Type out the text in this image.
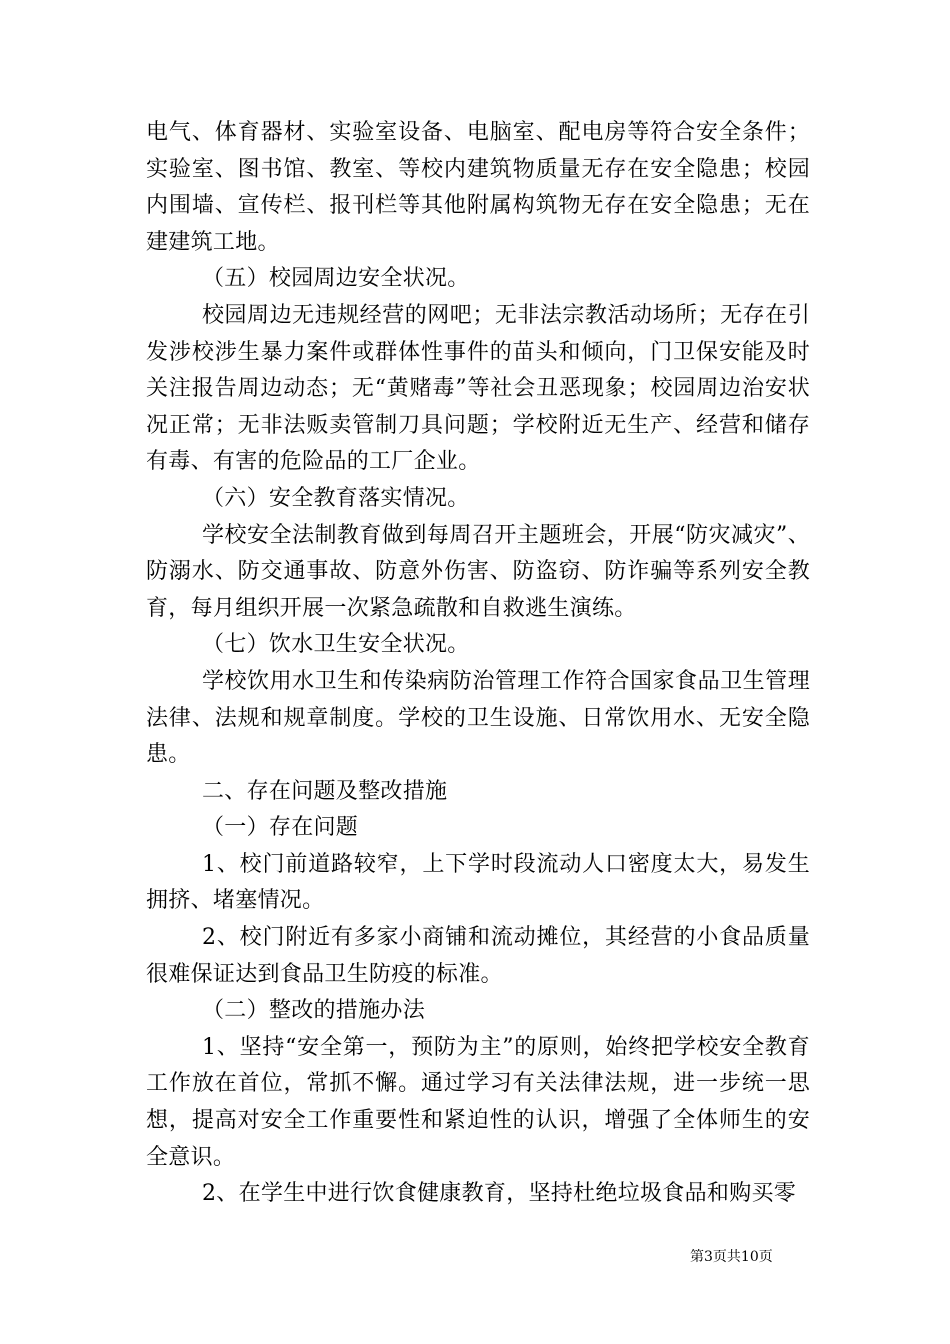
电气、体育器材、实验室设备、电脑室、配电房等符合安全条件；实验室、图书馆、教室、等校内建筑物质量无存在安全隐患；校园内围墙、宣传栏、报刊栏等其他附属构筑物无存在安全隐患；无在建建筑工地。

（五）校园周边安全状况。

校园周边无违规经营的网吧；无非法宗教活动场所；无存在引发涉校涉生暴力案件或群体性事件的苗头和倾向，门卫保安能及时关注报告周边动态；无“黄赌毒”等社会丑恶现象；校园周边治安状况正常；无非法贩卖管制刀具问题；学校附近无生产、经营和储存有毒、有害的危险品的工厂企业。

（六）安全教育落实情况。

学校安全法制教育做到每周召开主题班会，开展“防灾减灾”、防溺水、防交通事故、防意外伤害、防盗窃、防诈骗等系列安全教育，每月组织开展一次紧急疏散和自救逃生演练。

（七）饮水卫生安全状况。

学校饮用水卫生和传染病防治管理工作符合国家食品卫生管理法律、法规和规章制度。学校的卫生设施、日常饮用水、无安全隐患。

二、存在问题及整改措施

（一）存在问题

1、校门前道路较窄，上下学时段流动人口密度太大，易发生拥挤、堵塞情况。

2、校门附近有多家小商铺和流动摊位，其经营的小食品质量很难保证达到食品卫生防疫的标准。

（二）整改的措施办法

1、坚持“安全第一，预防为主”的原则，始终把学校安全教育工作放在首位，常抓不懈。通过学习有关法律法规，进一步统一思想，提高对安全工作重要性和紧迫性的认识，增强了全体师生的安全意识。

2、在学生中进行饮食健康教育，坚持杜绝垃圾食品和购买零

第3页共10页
★ ★ ★ ★
Quote all the lines above exactly as given. Do not include the pictures.

Type out the text in this image.
电气、体育器材、实验室设备、电脑室、配电房等符合安全条件；实验室、图书馆、教室、等校内建筑物质量无存在安全隐患；校园内围墙、宣传栏、报刊栏等其他附属构筑物无存在安全隐患；无在建建筑工地。

（五）校园周边安全状况。

校园周边无违规经营的网吧；无非法宗教活动场所；无存在引发涉校涉生暴力案件或群体性事件的苗头和倾向，门卫保安能及时关注报告周边动态；无“黄赌毒”等社会丑恶现象；校园周边治安状况正常；无非法贩卖管制刀具问题；学校附近无生产、经营和储存有毒、有害的危险品的工厂企业。

（六）安全教育落实情况。

学校安全法制教育做到每周召开主题班会，开展“防灾减灾”、防溺水、防交通事故、防意外伤害、防盗窃、防诈骗等系列安全教育，每月组织开展一次紧急疏散和自救逃生演练。

（七）饮水卫生安全状况。

学校饮用水卫生和传染病防治管理工作符合国家食品卫生管理法律、法规和规章制度。学校的卫生设施、日常饮用水、无安全隐患。

二、存在问题及整改措施

（一）存在问题

1、校门前道路较窄，上下学时段流动人口密度太大，易发生拥挤、堵塞情况。

2、校门附近有多家小商铺和流动摊位，其经营的小食品质量很难保证达到食品卫生防疫的标准。

（二）整改的措施办法

1、坚持“安全第一，预防为主”的原则，始终把学校安全教育工作放在首位，常抓不懈。通过学习有关法律法规，进一步统一思想，提高对安全工作重要性和紧迫性的认识，增强了全体师生的安全意识。

2、在学生中进行饮食健康教育，坚持杜绝垃圾食品和购买零

第3页共10页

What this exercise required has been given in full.